▶ [EXERCISE REQUIREMENTS] Look below. Copy each line that has "党课开讲啦" in it.

Extracted data entries
● ● ●

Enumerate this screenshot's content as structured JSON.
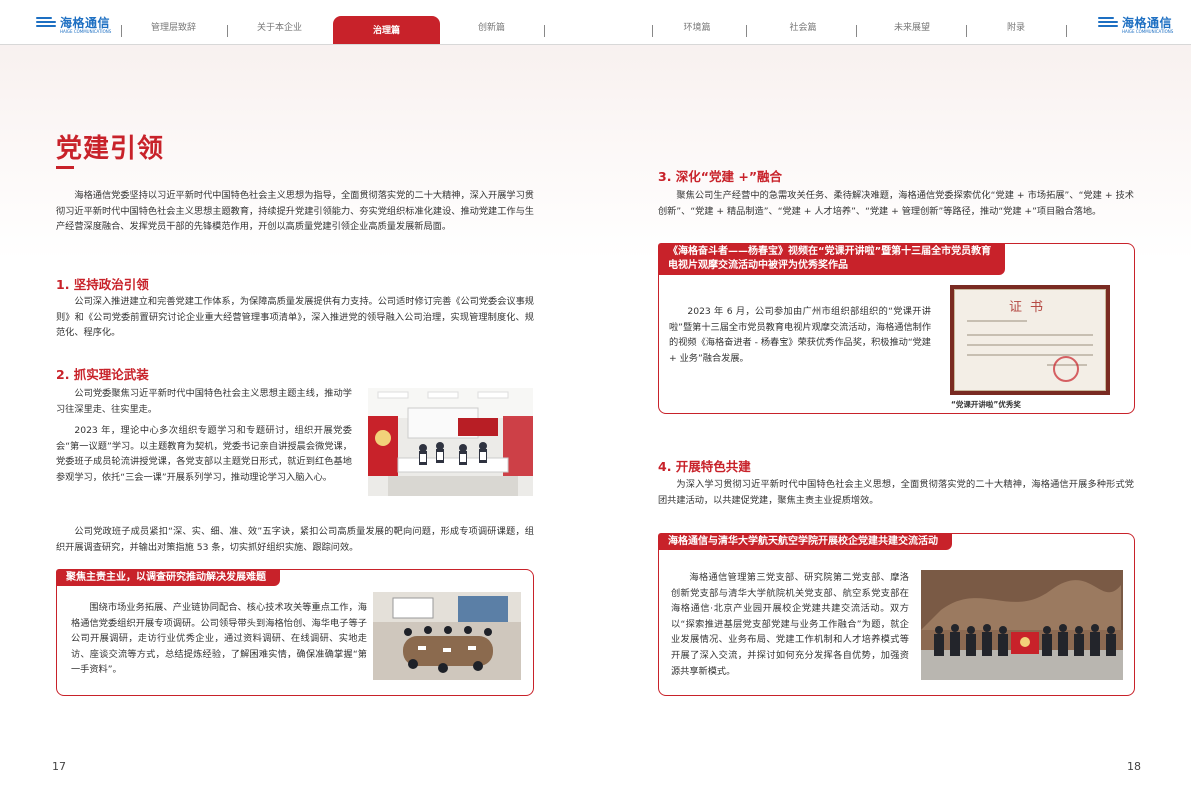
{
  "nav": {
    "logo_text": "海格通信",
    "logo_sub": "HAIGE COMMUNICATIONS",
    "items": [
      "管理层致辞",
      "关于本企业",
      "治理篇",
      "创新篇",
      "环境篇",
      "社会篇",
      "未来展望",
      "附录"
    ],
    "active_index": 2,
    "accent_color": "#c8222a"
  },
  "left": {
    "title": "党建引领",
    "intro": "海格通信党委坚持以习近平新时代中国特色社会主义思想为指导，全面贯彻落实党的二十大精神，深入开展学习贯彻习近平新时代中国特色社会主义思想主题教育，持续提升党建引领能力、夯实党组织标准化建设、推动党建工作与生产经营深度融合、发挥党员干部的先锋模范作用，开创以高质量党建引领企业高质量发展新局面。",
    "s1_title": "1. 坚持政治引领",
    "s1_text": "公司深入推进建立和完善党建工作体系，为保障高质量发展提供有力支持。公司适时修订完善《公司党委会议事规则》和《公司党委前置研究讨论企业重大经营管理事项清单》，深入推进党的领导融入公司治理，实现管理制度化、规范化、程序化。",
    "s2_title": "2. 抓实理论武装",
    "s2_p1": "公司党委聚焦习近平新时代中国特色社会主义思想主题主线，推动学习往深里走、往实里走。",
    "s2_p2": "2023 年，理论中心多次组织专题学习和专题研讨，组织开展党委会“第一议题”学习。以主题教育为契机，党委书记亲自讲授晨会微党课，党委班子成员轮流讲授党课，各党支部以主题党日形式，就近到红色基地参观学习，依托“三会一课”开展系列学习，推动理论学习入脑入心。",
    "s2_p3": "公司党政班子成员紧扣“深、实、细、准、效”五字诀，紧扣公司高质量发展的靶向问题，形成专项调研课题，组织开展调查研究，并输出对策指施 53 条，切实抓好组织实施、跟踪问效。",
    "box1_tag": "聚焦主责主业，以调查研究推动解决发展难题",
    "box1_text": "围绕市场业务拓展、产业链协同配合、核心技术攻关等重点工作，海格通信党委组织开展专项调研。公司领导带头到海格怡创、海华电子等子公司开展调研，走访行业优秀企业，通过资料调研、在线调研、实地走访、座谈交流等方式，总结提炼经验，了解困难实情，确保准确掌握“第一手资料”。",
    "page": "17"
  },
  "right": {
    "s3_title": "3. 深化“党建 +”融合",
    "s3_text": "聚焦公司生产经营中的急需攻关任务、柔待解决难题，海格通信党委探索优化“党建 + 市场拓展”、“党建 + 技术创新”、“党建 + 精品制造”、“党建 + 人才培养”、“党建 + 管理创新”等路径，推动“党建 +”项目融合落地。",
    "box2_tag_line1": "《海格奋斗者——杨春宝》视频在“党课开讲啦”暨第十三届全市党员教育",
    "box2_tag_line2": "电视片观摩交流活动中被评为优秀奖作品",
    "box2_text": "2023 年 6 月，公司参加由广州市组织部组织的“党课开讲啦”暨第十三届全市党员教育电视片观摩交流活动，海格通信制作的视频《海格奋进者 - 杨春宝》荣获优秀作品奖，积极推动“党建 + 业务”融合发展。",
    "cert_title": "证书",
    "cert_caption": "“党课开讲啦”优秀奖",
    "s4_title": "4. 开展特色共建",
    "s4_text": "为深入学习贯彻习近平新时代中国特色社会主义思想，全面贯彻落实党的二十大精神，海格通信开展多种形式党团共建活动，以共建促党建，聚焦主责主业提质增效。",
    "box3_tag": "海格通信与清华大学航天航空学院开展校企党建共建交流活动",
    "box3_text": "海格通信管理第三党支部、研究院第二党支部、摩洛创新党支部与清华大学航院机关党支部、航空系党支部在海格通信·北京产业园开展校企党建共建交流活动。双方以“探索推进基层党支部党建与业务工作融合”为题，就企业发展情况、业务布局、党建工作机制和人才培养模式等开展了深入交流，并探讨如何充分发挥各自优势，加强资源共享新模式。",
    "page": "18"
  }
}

● ● ●

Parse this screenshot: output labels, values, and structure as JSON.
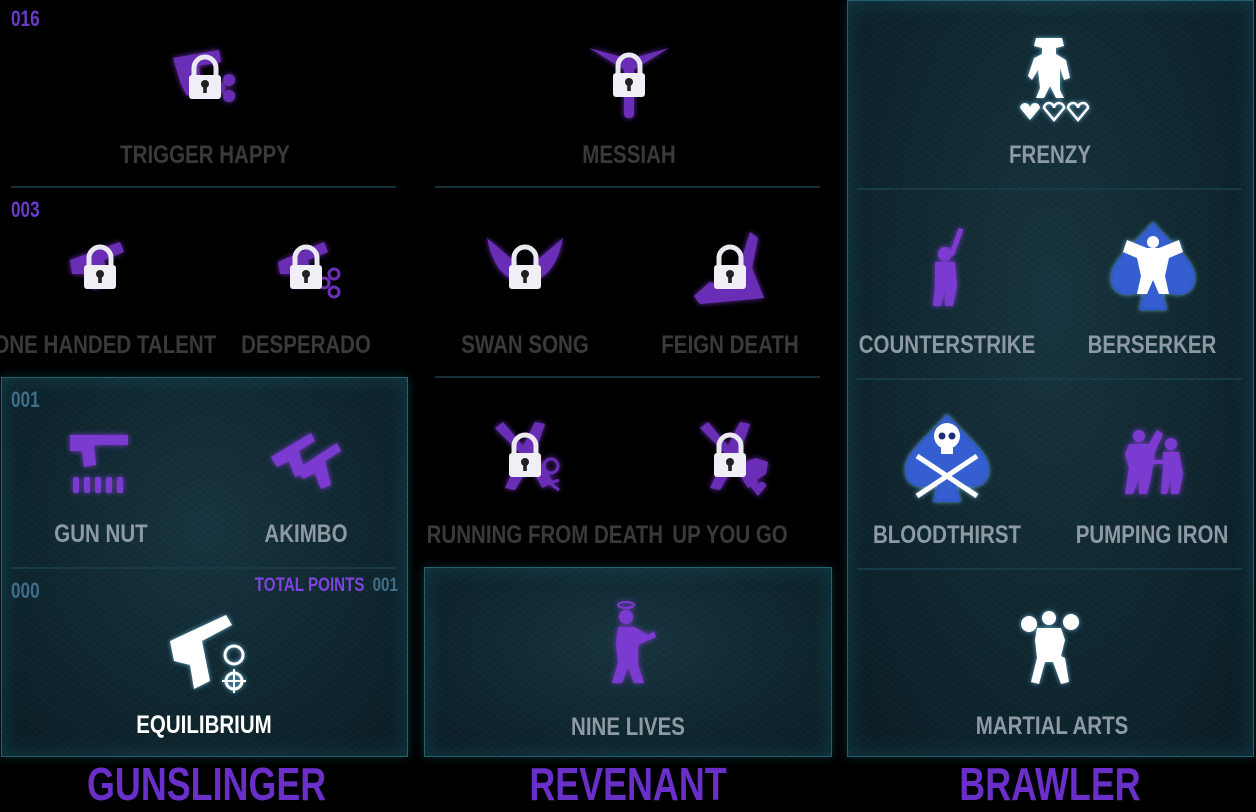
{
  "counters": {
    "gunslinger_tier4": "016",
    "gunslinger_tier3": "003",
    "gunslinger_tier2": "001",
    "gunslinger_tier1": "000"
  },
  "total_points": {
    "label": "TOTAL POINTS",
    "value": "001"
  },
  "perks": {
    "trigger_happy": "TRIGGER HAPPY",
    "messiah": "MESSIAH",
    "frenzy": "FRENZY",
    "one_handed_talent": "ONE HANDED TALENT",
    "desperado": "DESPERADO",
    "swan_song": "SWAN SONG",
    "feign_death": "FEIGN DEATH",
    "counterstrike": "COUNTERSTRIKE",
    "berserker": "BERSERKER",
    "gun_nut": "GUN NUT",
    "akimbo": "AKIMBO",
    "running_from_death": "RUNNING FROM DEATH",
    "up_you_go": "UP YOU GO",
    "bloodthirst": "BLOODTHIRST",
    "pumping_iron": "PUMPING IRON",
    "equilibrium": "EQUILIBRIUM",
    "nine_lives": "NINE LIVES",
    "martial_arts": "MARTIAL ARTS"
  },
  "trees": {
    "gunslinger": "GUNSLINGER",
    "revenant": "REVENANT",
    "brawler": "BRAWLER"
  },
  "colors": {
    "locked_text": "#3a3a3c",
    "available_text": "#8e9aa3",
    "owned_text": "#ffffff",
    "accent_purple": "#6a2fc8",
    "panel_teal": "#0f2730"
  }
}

● ● ●

▶ [THE RESPONSE]
    "box2_tag_line1": "《海格奋斗者——杨春宝》视频在“党课开讲啦”暨第十三届全市党员教育",
    "box2_text": "2023 年 6 月，公司参加由广州市组织部组织的“党课开讲啦”暨第十三届全市党员教育电视片观摩交流活动，海格通信制作的视频《海格奋进者 - 杨春宝》荣获优秀作品奖，积极推动“党建 + 业务”融合发展。",
    "cert_caption": "“党课开讲啦”优秀奖",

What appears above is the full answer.